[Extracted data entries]
— start —

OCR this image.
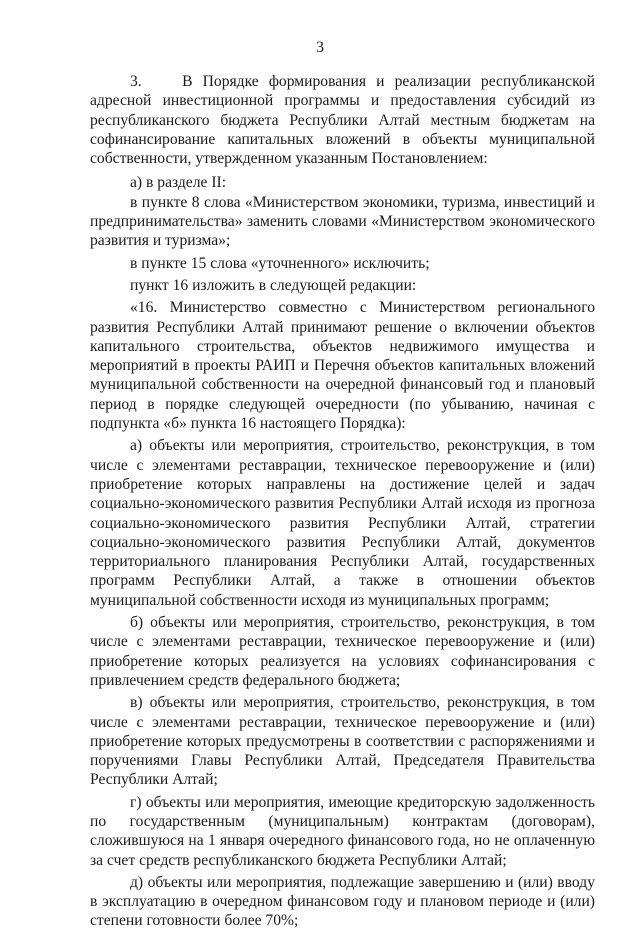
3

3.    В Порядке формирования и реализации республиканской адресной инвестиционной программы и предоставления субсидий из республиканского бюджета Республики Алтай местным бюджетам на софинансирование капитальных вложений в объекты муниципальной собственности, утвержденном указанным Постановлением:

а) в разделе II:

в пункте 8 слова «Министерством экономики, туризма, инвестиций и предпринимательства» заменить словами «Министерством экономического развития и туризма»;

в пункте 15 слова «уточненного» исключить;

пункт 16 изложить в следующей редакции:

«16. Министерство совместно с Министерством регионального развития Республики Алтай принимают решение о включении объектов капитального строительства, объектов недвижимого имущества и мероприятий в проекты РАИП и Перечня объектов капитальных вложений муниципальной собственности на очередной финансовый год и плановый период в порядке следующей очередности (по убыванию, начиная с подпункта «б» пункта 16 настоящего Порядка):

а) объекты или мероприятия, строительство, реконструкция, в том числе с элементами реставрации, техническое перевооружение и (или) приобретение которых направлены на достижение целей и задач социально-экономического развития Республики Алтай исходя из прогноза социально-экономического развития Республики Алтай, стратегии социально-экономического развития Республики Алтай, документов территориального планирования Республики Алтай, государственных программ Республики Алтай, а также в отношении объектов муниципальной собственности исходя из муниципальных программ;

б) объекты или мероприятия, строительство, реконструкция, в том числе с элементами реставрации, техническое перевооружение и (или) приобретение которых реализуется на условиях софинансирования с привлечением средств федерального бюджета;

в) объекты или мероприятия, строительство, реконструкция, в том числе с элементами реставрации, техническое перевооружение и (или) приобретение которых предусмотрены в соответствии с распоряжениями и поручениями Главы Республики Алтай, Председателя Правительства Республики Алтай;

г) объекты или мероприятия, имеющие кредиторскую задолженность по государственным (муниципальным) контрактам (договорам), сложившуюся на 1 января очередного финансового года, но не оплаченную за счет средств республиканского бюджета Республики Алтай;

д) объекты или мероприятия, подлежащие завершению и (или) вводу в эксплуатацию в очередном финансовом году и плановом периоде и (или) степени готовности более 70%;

— end —
— start —

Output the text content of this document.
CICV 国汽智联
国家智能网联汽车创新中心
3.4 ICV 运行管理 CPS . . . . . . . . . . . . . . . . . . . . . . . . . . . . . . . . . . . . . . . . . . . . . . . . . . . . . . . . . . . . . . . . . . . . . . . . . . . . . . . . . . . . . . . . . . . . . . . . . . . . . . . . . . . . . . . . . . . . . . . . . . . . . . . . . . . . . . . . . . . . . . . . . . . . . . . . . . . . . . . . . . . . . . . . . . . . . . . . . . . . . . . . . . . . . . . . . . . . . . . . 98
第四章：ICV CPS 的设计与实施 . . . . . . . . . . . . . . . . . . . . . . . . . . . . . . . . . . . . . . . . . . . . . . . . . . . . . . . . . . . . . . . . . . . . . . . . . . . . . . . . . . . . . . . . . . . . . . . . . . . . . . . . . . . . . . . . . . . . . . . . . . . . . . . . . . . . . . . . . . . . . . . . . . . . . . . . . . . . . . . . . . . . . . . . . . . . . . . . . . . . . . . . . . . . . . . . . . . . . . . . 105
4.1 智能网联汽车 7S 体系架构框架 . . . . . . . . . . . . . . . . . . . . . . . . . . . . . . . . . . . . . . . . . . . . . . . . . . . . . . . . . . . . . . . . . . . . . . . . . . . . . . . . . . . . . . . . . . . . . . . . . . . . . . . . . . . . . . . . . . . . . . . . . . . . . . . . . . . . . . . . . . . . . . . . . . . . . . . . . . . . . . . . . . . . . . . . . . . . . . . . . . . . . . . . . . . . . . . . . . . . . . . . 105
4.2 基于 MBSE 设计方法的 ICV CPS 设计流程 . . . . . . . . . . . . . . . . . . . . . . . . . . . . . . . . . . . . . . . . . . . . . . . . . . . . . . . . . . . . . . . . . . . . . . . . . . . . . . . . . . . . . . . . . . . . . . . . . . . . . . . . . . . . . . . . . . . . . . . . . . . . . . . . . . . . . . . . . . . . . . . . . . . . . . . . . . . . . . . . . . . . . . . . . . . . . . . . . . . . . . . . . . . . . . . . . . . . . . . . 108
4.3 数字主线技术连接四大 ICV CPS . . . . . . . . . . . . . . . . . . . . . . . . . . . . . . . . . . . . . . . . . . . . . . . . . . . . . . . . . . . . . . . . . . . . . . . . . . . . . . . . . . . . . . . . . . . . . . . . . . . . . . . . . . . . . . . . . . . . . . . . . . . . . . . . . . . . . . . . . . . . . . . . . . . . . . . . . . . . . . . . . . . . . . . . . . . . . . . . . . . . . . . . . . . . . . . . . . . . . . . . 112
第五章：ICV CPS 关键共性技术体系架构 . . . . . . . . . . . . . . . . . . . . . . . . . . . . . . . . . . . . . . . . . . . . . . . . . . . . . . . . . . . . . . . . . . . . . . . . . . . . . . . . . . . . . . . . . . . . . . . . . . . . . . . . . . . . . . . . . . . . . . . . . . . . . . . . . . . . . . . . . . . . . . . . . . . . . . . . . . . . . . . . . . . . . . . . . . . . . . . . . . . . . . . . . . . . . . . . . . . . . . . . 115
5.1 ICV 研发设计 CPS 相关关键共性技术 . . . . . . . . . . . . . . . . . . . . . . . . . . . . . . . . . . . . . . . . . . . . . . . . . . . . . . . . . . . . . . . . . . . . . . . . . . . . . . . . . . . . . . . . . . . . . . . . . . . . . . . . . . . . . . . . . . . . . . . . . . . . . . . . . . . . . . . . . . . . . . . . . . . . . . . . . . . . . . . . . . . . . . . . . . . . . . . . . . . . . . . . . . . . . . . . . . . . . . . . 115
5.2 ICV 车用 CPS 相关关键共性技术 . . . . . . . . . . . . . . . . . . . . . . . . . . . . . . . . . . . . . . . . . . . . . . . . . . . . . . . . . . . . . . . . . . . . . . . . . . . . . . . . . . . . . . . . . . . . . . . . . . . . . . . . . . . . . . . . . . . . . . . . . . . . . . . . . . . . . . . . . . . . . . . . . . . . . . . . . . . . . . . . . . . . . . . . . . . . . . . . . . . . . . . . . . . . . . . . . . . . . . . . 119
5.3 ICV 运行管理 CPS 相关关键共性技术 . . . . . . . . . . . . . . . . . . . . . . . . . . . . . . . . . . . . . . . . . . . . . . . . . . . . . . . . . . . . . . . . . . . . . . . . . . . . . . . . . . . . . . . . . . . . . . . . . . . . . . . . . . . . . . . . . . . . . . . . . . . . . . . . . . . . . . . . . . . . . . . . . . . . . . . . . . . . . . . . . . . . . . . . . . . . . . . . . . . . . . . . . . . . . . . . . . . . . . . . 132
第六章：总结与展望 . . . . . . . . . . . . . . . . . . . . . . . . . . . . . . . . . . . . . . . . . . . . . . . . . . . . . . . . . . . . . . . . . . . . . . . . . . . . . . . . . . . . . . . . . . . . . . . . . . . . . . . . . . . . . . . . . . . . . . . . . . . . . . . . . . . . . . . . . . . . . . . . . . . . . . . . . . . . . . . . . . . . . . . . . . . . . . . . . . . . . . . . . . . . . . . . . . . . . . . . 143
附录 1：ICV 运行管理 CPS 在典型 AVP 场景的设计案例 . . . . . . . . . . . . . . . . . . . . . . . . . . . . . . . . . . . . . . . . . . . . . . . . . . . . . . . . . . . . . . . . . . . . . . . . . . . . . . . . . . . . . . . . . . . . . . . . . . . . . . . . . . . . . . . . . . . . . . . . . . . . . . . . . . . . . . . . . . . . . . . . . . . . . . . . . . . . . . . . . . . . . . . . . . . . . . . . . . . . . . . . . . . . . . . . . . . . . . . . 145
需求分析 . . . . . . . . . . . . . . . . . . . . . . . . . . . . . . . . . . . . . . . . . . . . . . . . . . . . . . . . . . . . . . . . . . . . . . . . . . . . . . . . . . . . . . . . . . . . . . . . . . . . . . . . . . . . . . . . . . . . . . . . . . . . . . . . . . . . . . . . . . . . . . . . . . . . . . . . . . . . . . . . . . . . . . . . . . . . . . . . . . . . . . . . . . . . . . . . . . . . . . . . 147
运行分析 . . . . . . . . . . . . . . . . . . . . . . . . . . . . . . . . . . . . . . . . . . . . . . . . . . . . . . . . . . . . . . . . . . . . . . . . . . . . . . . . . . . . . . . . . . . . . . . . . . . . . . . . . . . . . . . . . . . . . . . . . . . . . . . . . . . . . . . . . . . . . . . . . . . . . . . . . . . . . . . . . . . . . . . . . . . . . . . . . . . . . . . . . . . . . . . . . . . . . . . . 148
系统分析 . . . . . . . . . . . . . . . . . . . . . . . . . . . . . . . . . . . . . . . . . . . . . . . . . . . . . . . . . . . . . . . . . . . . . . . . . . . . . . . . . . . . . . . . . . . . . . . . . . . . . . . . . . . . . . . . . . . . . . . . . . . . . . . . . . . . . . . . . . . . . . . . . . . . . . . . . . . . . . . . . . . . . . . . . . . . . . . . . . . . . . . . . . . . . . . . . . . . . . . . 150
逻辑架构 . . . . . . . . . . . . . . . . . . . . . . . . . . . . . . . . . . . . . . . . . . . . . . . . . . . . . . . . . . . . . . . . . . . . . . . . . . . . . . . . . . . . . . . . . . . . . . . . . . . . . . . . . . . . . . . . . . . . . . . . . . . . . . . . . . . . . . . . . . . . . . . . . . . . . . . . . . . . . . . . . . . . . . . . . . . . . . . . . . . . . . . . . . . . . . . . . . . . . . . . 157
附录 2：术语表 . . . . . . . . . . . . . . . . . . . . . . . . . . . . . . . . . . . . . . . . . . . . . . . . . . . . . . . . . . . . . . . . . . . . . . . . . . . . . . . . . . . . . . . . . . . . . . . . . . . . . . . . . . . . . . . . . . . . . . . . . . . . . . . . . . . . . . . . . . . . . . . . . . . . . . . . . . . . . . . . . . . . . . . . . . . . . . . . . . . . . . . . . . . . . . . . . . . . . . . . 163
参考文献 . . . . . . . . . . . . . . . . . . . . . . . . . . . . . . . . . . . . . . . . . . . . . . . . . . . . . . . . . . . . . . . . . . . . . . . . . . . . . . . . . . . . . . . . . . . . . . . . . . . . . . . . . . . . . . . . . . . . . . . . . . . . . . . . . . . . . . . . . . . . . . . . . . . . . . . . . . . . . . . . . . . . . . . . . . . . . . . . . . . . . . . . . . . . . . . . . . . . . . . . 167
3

— end —

* Exercise requirements
Where a line holds the string "this", copy that line.

* Answer to the problem
OCR this image.
Output the text content of this document.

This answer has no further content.